GOAL OF THE EXERCISE —
Print every record exactly, omitting all pictures.
── EXCERPTED DATA
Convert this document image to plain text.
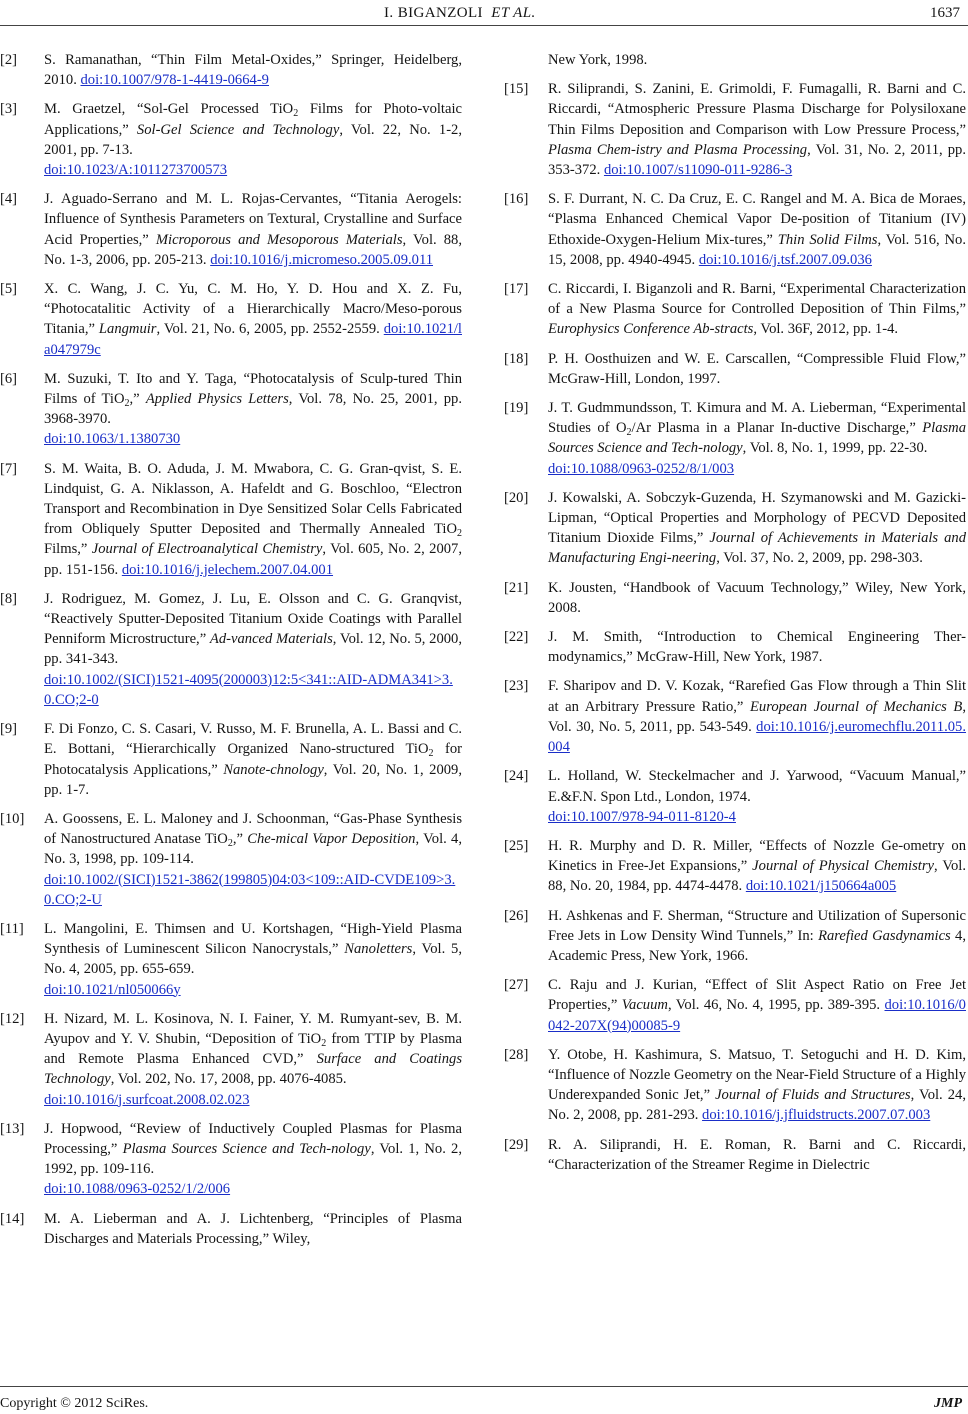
I. BIGANZOLI ET AL.	1637
[2] S. Ramanathan, “Thin Film Metal-Oxides,” Springer, Heidelberg, 2010. doi:10.1007/978-1-4419-0664-9
[3] M. Graetzel, “Sol-Gel Processed TiO$_2$ Films for Photo-voltaic Applications,” Sol-Gel Science and Technology, Vol. 22, No. 1-2, 2001, pp. 7-13.
doi:10.1023/A:1011273700573
[4] J. Aguado-Serrano and M. L. Rojas-Cervantes, “Titania Aerogels: Influence of Synthesis Parameters on Textural, Crystalline and Surface Acid Properties,” Microporous and Mesoporous Materials, Vol. 88, No. 1-3, 2006, pp. 205-213. doi:10.1016/j.micromeso.2005.09.011
[5] X. C. Wang, J. C. Yu, C. M. Ho, Y. D. Hou and X. Z. Fu, “Photocatalitic Activity of a Hierarchically Macro/Meso-porous Titania,” Langmuir, Vol. 21, No. 6, 2005, pp. 2552-2559. doi:10.1021/la047979c
[6] M. Suzuki, T. Ito and Y. Taga, “Photocatalysis of Sculp-tured Thin Films of TiO$_2$,” Applied Physics Letters, Vol. 78, No. 25, 2001, pp. 3968-3970.
doi:10.1063/1.1380730
[7] S. M. Waita, B. O. Aduda, J. M. Mwabora, C. G. Gran-qvist, S. E. Lindquist, G. A. Niklasson, A. Hafeldt and G. Boschloo, “Electron Transport and Recombination in Dye Sensitized Solar Cells Fabricated from Obliquely Sputter Deposited and Thermally Annealed TiO$_2$ Films,” Journal of Electroanalytical Chemistry, Vol. 605, No. 2, 2007, pp. 151-156. doi:10.1016/j.jelechem.2007.04.001
[8] J. Rodriguez, M. Gomez, J. Lu, E. Olsson and C. G. Granqvist, “Reactively Sputter-Deposited Titanium Oxide Coatings with Parallel Penniform Microstructure,” Ad-vanced Materials, Vol. 12, No. 5, 2000, pp. 341-343.
doi:10.1002/(SICI)1521-4095(200003)12:5<341::AID-ADMA341>3.0.CO;2-0
[9] F. Di Fonzo, C. S. Casari, V. Russo, M. F. Brunella, A. L. Bassi and C. E. Bottani, “Hierarchically Organized Nano-structured TiO$_2$ for Photocatalysis Applications,” Nanote-chnology, Vol. 20, No. 1, 2009, pp. 1-7.
[10] A. Goossens, E. L. Maloney and J. Schoonman, “Gas-Phase Synthesis of Nanostructured Anatase TiO$_2$,” Che-mical Vapor Deposition, Vol. 4, No. 3, 1998, pp. 109-114.
doi:10.1002/(SICI)1521-3862(199805)04:03<109::AID-CVDE109>3.0.CO;2-U
[11] L. Mangolini, E. Thimsen and U. Kortshagen, “High-Yield Plasma Synthesis of Luminescent Silicon Nanocrystals,” Nanoletters, Vol. 5, No. 4, 2005, pp. 655-659.
doi:10.1021/nl050066y
[12] H. Nizard, M. L. Kosinova, N. I. Fainer, Y. M. Rumyant-sev, B. M. Ayupov and Y. V. Shubin, “Deposition of TiO$_2$ from TTIP by Plasma and Remote Plasma Enhanced CVD,” Surface and Coatings Technology, Vol. 202, No. 17, 2008, pp. 4076-4085.
doi:10.1016/j.surfcoat.2008.02.023
[13] J. Hopwood, “Review of Inductively Coupled Plasmas for Plasma Processing,” Plasma Sources Science and Tech-nology, Vol. 1, No. 2, 1992, pp. 109-116.
doi:10.1088/0963-0252/1/2/006
[14] M. A. Lieberman and A. J. Lichtenberg, “Principles of Plasma Discharges and Materials Processing,” Wiley,
New York, 1998.
[15] R. Siliprandi, S. Zanini, E. Grimoldi, F. Fumagalli, R. Barni and C. Riccardi, “Atmospheric Pressure Plasma Discharge for Polysiloxane Thin Films Deposition and Comparison with Low Pressure Process,” Plasma Chem-istry and Plasma Processing, Vol. 31, No. 2, 2011, pp. 353-372. doi:10.1007/s11090-011-9286-3
[16] S. F. Durrant, N. C. Da Cruz, E. C. Rangel and M. A. Bica de Moraes, “Plasma Enhanced Chemical Vapor De-position of Titanium (IV) Ethoxide-Oxygen-Helium Mix-tures,” Thin Solid Films, Vol. 516, No. 15, 2008, pp. 4940-4945. doi:10.1016/j.tsf.2007.09.036
[17] C. Riccardi, I. Biganzoli and R. Barni, “Experimental Characterization of a New Plasma Source for Controlled Deposition of Thin Films,” Europhysics Conference Ab-stracts, Vol. 36F, 2012, pp. 1-4.
[18] P. H. Oosthuizen and W. E. Carscallen, “Compressible Fluid Flow,” McGraw-Hill, London, 1997.
[19] J. T. Gudmmundsson, T. Kimura and M. A. Lieberman, “Experimental Studies of $O_2/Ar$ Plasma in a Planar In-ductive Discharge,” Plasma Sources Science and Tech-nology, Vol. 8, No. 1, 1999, pp. 22-30.
doi:10.1088/0963-0252/8/1/003
[20] J. Kowalski, A. Sobczyk-Guzenda, H. Szymanowski and M. Gazicki-Lipman, “Optical Properties and Morphology of PECVD Deposited Titanium Dioxide Films,” Journal of Achievements in Materials and Manufacturing Engi-neering, Vol. 37, No. 2, 2009, pp. 298-303.
[21] K. Jousten, “Handbook of Vacuum Technology,” Wiley, New York, 2008.
[22] J. M. Smith, “Introduction to Chemical Engineering Ther-modynamics,” McGraw-Hill, New York, 1987.
[23] F. Sharipov and D. V. Kozak, “Rarefied Gas Flow through a Thin Slit at an Arbitrary Pressure Ratio,” European Journal of Mechanics B, Vol. 30, No. 5, 2011, pp. 543-549. doi:10.1016/j.euromechflu.2011.05.004
[24] L. Holland, W. Steckelmacher and J. Yarwood, “Vacuum Manual,” E.&F.N. Spon Ltd., London, 1974.
doi:10.1007/978-94-011-8120-4
[25] H. R. Murphy and D. R. Miller, “Effects of Nozzle Ge-ometry on Kinetics in Free-Jet Expansions,” Journal of Physical Chemistry, Vol. 88, No. 20, 1984, pp. 4474-4478. doi:10.1021/j150664a005
[26] H. Ashkenas and F. Sherman, “Structure and Utilization of Supersonic Free Jets in Low Density Wind Tunnels,” In: Rarefied Gasdynamics 4, Academic Press, New York, 1966.
[27] C. Raju and J. Kurian, “Effect of Slit Aspect Ratio on Free Jet Properties,” Vacuum, Vol. 46, No. 4, 1995, pp. 389-395. doi:10.1016/0042-207X(94)00085-9
[28] Y. Otobe, H. Kashimura, S. Matsuo, T. Setoguchi and H. D. Kim, “Influence of Nozzle Geometry on the Near-Field Structure of a Highly Underexpanded Sonic Jet,” Journal of Fluids and Structures, Vol. 24, No. 2, 2008, pp. 281-293. doi:10.1016/j.jfluidstructs.2007.07.003
[29] R. A. Siliprandi, H. E. Roman, R. Barni and C. Riccardi, “Characterization of the Streamer Regime in Dielectric
Copyright © 2012 SciRes.	JMP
────
WRITTEN ANSWER —
Convert this document image to plain text.
I. BIGANZOLI ET AL.	1637
[2] S. Ramanathan, “Thin Film Metal-Oxides,” Springer, Heidelberg, 2010. doi:10.1007/978-1-4419-0664-9
[3] M. Graetzel, “Sol-Gel Processed TiO$_2$ Films for Photo-voltaic Applications,” Sol-Gel Science and Technology, Vol. 22, No. 1-2, 2001, pp. 7-13.
doi:10.1023/A:1011273700573
[4] J. Aguado-Serrano and M. L. Rojas-Cervantes, “Titania Aerogels: Influence of Synthesis Parameters on Textural, Crystalline and Surface Acid Properties,” Microporous and Mesoporous Materials, Vol. 88, No. 1-3, 2006, pp. 205-213. doi:10.1016/j.micromeso.2005.09.011
[5] X. C. Wang, J. C. Yu, C. M. Ho, Y. D. Hou and X. Z. Fu, “Photocatalitic Activity of a Hierarchically Macro/Meso-porous Titania,” Langmuir, Vol. 21, No. 6, 2005, pp. 2552-2559. doi:10.1021/la047979c
[6] M. Suzuki, T. Ito and Y. Taga, “Photocatalysis of Sculp-tured Thin Films of TiO$_2$,” Applied Physics Letters, Vol. 78, No. 25, 2001, pp. 3968-3970.
doi:10.1063/1.1380730
[7] S. M. Waita, B. O. Aduda, J. M. Mwabora, C. G. Gran-qvist, S. E. Lindquist, G. A. Niklasson, A. Hafeldt and G. Boschloo, “Electron Transport and Recombination in Dye Sensitized Solar Cells Fabricated from Obliquely Sputter Deposited and Thermally Annealed TiO$_2$ Films,” Journal of Electroanalytical Chemistry, Vol. 605, No. 2, 2007, pp. 151-156. doi:10.1016/j.jelechem.2007.04.001
[8] J. Rodriguez, M. Gomez, J. Lu, E. Olsson and C. G. Granqvist, “Reactively Sputter-Deposited Titanium Oxide Coatings with Parallel Penniform Microstructure,” Ad-vanced Materials, Vol. 12, No. 5, 2000, pp. 341-343.
doi:10.1002/(SICI)1521-4095(200003)12:5<341::AID-ADMA341>3.0.CO;2-0
[9] F. Di Fonzo, C. S. Casari, V. Russo, M. F. Brunella, A. L. Bassi and C. E. Bottani, “Hierarchically Organized Nano-structured TiO$_2$ for Photocatalysis Applications,” Nanote-chnology, Vol. 20, No. 1, 2009, pp. 1-7.
[10] A. Goossens, E. L. Maloney and J. Schoonman, “Gas-Phase Synthesis of Nanostructured Anatase TiO$_2$,” Che-mical Vapor Deposition, Vol. 4, No. 3, 1998, pp. 109-114.
doi:10.1002/(SICI)1521-3862(199805)04:03<109::AID-CVDE109>3.0.CO;2-U
[11] L. Mangolini, E. Thimsen and U. Kortshagen, “High-Yield Plasma Synthesis of Luminescent Silicon Nanocrystals,” Nanoletters, Vol. 5, No. 4, 2005, pp. 655-659.
doi:10.1021/nl050066y
[12] H. Nizard, M. L. Kosinova, N. I. Fainer, Y. M. Rumyant-sev, B. M. Ayupov and Y. V. Shubin, “Deposition of TiO$_2$ from TTIP by Plasma and Remote Plasma Enhanced CVD,” Surface and Coatings Technology, Vol. 202, No. 17, 2008, pp. 4076-4085.
doi:10.1016/j.surfcoat.2008.02.023
[13] J. Hopwood, “Review of Inductively Coupled Plasmas for Plasma Processing,” Plasma Sources Science and Tech-nology, Vol. 1, No. 2, 1992, pp. 109-116.
doi:10.1088/0963-0252/1/2/006
[14] M. A. Lieberman and A. J. Lichtenberg, “Principles of Plasma Discharges and Materials Processing,” Wiley,
New York, 1998.
[15] R. Siliprandi, S. Zanini, E. Grimoldi, F. Fumagalli, R. Barni and C. Riccardi, “Atmospheric Pressure Plasma Discharge for Polysiloxane Thin Films Deposition and Comparison with Low Pressure Process,” Plasma Chem-istry and Plasma Processing, Vol. 31, No. 2, 2011, pp. 353-372. doi:10.1007/s11090-011-9286-3
[16] S. F. Durrant, N. C. Da Cruz, E. C. Rangel and M. A. Bica de Moraes, “Plasma Enhanced Chemical Vapor De-position of Titanium (IV) Ethoxide-Oxygen-Helium Mix-tures,” Thin Solid Films, Vol. 516, No. 15, 2008, pp. 4940-4945. doi:10.1016/j.tsf.2007.09.036
[17] C. Riccardi, I. Biganzoli and R. Barni, “Experimental Characterization of a New Plasma Source for Controlled Deposition of Thin Films,” Europhysics Conference Ab-stracts, Vol. 36F, 2012, pp. 1-4.
[18] P. H. Oosthuizen and W. E. Carscallen, “Compressible Fluid Flow,” McGraw-Hill, London, 1997.
[19] J. T. Gudmmundsson, T. Kimura and M. A. Lieberman, “Experimental Studies of $O_2/Ar$ Plasma in a Planar In-ductive Discharge,” Plasma Sources Science and Tech-nology, Vol. 8, No. 1, 1999, pp. 22-30.
doi:10.1088/0963-0252/8/1/003
[20] J. Kowalski, A. Sobczyk-Guzenda, H. Szymanowski and M. Gazicki-Lipman, “Optical Properties and Morphology of PECVD Deposited Titanium Dioxide Films,” Journal of Achievements in Materials and Manufacturing Engi-neering, Vol. 37, No. 2, 2009, pp. 298-303.
[21] K. Jousten, “Handbook of Vacuum Technology,” Wiley, New York, 2008.
[22] J. M. Smith, “Introduction to Chemical Engineering Ther-modynamics,” McGraw-Hill, New York, 1987.
[23] F. Sharipov and D. V. Kozak, “Rarefied Gas Flow through a Thin Slit at an Arbitrary Pressure Ratio,” European Journal of Mechanics B, Vol. 30, No. 5, 2011, pp. 543-549. doi:10.1016/j.euromechflu.2011.05.004
[24] L. Holland, W. Steckelmacher and J. Yarwood, “Vacuum Manual,” E.&F.N. Spon Ltd., London, 1974.
doi:10.1007/978-94-011-8120-4
[25] H. R. Murphy and D. R. Miller, “Effects of Nozzle Ge-ometry on Kinetics in Free-Jet Expansions,” Journal of Physical Chemistry, Vol. 88, No. 20, 1984, pp. 4474-4478. doi:10.1021/j150664a005
[26] H. Ashkenas and F. Sherman, “Structure and Utilization of Supersonic Free Jets in Low Density Wind Tunnels,” In: Rarefied Gasdynamics 4, Academic Press, New York, 1966.
[27] C. Raju and J. Kurian, “Effect of Slit Aspect Ratio on Free Jet Properties,” Vacuum, Vol. 46, No. 4, 1995, pp. 389-395. doi:10.1016/0042-207X(94)00085-9
[28] Y. Otobe, H. Kashimura, S. Matsuo, T. Setoguchi and H. D. Kim, “Influence of Nozzle Geometry on the Near-Field Structure of a Highly Underexpanded Sonic Jet,” Journal of Fluids and Structures, Vol. 24, No. 2, 2008, pp. 281-293. doi:10.1016/j.jfluidstructs.2007.07.003
[29] R. A. Siliprandi, H. E. Roman, R. Barni and C. Riccardi, “Characterization of the Streamer Regime in Dielectric
Copyright © 2012 SciRes.	JMP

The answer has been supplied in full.